== TASK GOAL ==
Which lines below hold the word "title"? Copy all of them.

== INPUT DATA ==
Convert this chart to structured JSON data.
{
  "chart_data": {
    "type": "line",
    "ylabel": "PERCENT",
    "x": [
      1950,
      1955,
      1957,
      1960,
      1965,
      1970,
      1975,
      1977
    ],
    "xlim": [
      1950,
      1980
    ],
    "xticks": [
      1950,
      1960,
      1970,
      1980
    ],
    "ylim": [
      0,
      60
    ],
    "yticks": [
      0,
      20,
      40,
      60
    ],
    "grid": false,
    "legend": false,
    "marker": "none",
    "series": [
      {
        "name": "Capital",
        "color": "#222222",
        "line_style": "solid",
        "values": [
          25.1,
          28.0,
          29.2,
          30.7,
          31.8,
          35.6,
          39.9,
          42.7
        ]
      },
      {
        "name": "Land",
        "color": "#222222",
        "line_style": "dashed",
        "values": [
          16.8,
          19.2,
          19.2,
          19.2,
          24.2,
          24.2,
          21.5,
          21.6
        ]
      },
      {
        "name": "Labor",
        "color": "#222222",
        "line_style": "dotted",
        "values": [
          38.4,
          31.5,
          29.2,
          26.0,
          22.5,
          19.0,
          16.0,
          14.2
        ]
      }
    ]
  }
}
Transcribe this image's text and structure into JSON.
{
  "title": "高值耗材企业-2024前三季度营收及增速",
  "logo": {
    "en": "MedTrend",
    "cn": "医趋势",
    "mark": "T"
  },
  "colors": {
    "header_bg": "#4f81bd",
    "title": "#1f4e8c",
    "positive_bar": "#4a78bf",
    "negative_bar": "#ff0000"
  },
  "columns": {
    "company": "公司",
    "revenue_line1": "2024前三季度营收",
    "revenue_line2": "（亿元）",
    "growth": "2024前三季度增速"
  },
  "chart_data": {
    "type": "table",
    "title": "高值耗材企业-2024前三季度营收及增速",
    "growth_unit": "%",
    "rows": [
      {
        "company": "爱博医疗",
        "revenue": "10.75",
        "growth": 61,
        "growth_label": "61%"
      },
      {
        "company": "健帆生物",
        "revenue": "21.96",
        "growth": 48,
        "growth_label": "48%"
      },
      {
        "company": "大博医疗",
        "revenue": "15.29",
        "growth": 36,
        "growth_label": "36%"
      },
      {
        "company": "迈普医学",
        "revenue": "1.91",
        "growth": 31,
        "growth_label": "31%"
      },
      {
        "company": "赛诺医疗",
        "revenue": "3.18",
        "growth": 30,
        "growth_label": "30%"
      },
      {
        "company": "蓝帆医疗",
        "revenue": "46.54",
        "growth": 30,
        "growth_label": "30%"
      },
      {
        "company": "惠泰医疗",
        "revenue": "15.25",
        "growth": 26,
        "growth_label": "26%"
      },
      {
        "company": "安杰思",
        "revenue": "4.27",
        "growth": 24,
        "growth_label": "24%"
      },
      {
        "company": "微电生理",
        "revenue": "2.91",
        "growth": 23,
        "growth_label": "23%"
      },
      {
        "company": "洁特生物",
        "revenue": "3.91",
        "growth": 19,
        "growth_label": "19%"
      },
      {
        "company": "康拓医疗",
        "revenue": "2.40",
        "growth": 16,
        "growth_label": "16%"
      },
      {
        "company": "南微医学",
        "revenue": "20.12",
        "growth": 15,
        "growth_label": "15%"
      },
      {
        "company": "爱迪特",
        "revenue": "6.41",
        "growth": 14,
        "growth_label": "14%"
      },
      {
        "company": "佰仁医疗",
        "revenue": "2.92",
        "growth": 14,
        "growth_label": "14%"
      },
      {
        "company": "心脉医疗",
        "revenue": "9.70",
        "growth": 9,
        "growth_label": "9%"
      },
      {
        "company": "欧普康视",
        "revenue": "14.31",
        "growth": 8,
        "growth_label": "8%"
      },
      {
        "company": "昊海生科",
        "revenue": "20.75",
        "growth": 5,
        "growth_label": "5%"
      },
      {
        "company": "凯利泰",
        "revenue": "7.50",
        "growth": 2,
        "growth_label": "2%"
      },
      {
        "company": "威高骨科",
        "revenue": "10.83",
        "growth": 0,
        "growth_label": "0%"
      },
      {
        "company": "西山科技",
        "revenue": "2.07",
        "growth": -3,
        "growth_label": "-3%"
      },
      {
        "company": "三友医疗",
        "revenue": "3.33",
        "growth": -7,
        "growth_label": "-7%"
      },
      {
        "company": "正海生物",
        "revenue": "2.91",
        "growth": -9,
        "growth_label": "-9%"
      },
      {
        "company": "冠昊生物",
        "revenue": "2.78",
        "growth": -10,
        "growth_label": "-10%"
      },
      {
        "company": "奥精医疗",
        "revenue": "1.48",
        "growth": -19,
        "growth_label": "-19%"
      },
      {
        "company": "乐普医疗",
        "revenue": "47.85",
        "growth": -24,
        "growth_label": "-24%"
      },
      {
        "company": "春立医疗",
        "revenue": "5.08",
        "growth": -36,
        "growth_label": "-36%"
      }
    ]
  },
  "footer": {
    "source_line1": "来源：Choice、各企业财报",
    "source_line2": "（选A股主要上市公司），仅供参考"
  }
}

== TASK RESULT ==
  "title": "高值耗材企业-2024前三季度营收及增速",
    "title": "#1f4e8c",
    "title": "高值耗材企业-2024前三季度营收及增速",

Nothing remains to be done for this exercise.